▸ EXERCISE INSTRUCTIONS
#1 Would you copy everything in the Windows Vista column from "So I went online" down to "was available online."?
#2 Can you carry on the Windows Vista column from its final sentence?

A Vista on marketing mistakes

Microsoft is a miracle of marketing. There is no other explanation. It must be the only company in the world able to consistently make an absolute mint by launching new products so that are so flawed and frustrating that when you contact them to solve a problem they tell you to ask a friend because they quite frankly don't know the answer.

When Microsoft launched Vista earlier this year, I'd heard all sort sorts of horror stories and frankly considered these to be highly exaggerated and the figment of the jealous imagination of competitors.

How on earth, I thought, could such a successful company produce a product that was supposed to be so full of holes? So absolutely unready. And with such pathetic after sales service.

Faith in Bill Gates

So, in spite of warnings from a lot of people in the know, instead of just settling for good old Windows XP Pro for my new laptop I decided to put my faith in Mr Gates who looked to me to be such a nice chap on TV and who gives away so much of his money to poor people. Hardly a heartless bastard.

But Vista certainly is. Thoroughly heartless and a bastard to work with.

The experience has been shattering. Brief moments of technological delight interspersed with long period of intense frustration and watching more and more money being poured into a bottomless pit of hidden terms and conditions applying at the drop of a hat.

Whatever I tried to do, Windows Vista kept telling me that I couldn't because I didn't have a codec. I had no idea what codecs were and for the first three days I laughed out loud because I couldn't help thinking that a codec sounded like a woman with a cold buying tampons.

Temper tantrums

My laughter turned to muted chuckles and then to desperate intakes of breath and finally full-blown temper tantrums as I discovered that the Vista promise of being able to do everything on my laptop from playing DVDs to synchronising my diary with my phone and PDA was as empty as a teenager's wallet.

For starters, Vista would not allow me to install software for my printer, my scanner and my PDA because they were all more than three years old and according to the terse message that came up on my screen, Vista was a little nervous that if it installed the software it would damage its precious little start-up programme. “Sod your startup programme” has now become favourite family terminology for anything that goes wrong from the dog throwing up to a power outage.

There were lighter moments in this period of extreme trauma. For example, when I plugged my PDA in for the first time and Vista gave me its little sob story about not wanting to damage its frail little system, it did also mention that there was a solution online.

So I went online and was told that there was indeed a solution and that it existed right there in my computer, in the Vista system, in a thing called a device manager which I hurried to as fast as my mouse could take me, only to be told that a solution to the problem I was looking to solve was available online.

Passing the buck

So I tried going round and round hoping that the online destination and my onboard help centre would stop passing the buck and eventually break down under my incessant pressure.

Eventually it did.

▸ SOURCE EXCERPT

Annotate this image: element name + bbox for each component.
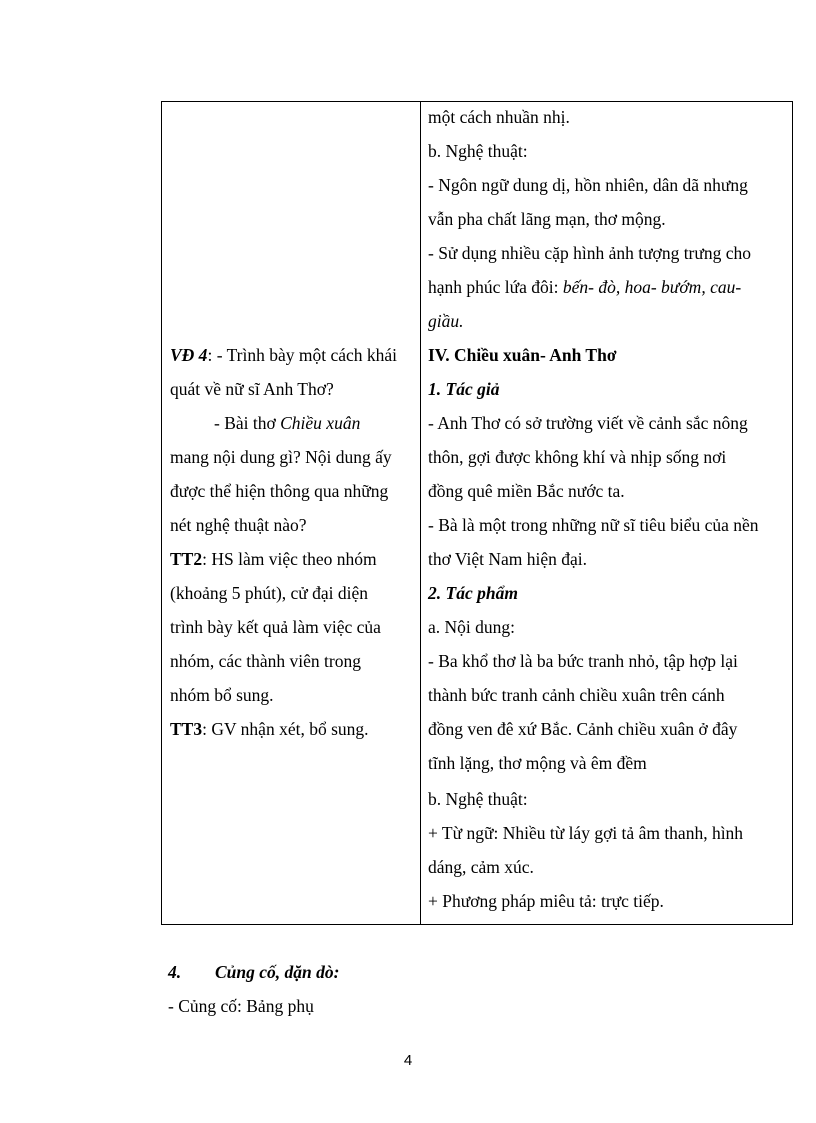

▸ RESPONSES TO THE TASKS
#1
So I went online and was told that there was indeed a solution and that it existed right there in my computer, in the Vista system, in a thing called a device manager which I hurried to as fast as my mouse could take me, only to be told that a solution to the problem I was looking to solve was available online.

#2
It was a bit ill-tempered when it tersely told me to ask a friend or go online to look for some blog written by another poor idiot somewhere in the world who had the same problem as me but who had eventually found an answer.

The bloke down at my local computer shop explained this asking-a-friend-business by saying that it was simply because Microsoft didn't have the answers.

Planned obsolescence

So, off I went to buy another scanner, another printer and another PDA, muttering under my breath about a conspiracy between Microsoft and the printer, scanner and PDA manufacturers to engineer Vista to ensure planned obsolescence and force idiots like me to go and upgrade their peripherals which, at three years old, they believed to be far too old.

Eventually after losing 7.5kg in weight through losing my temper, I got the whole bag of tricks to work.

Next thing I knew was that I had irate emails from all over the place from people telling me they could not open my Word, Power Point or Excel attachments. What had happened was that when buying the new laptop I had also, stupidly, insanely and unthinkingly, bought Microsoft Office 2007.

Office 2007 trap

And without any warning, this new version of Office foisted new versions of Word, Excel and PowerPoint on me that no-one else could read unless they had Vista as well. The solution offered by Microsoft? Change your defaults for these programmes to automatically ensure that you produce all your material in the 1997 – 2003 version of Office.

It's like finding your brand new BMW can't carry passengers until you go to the junk yard and buy some doors from a trashed 1988 model that can actually open and close.

The final straw was when, just for the heck of it, I tried to play a new DVD and was told that it wouldn't work until such time as I installed a DVD player. Oh, but there was an online solution.

Thanks for nothing, Vista.

So, off I went online and what do you know – there was a solution. But, the problem was I had to buy it, at quite some cost. So once again I spent money, bought the damn DVD player and, lo and behold, when it was installed, Vista told me it was shutting down due to non-compliant software having been installed but that I was not to worry because a solution existed online.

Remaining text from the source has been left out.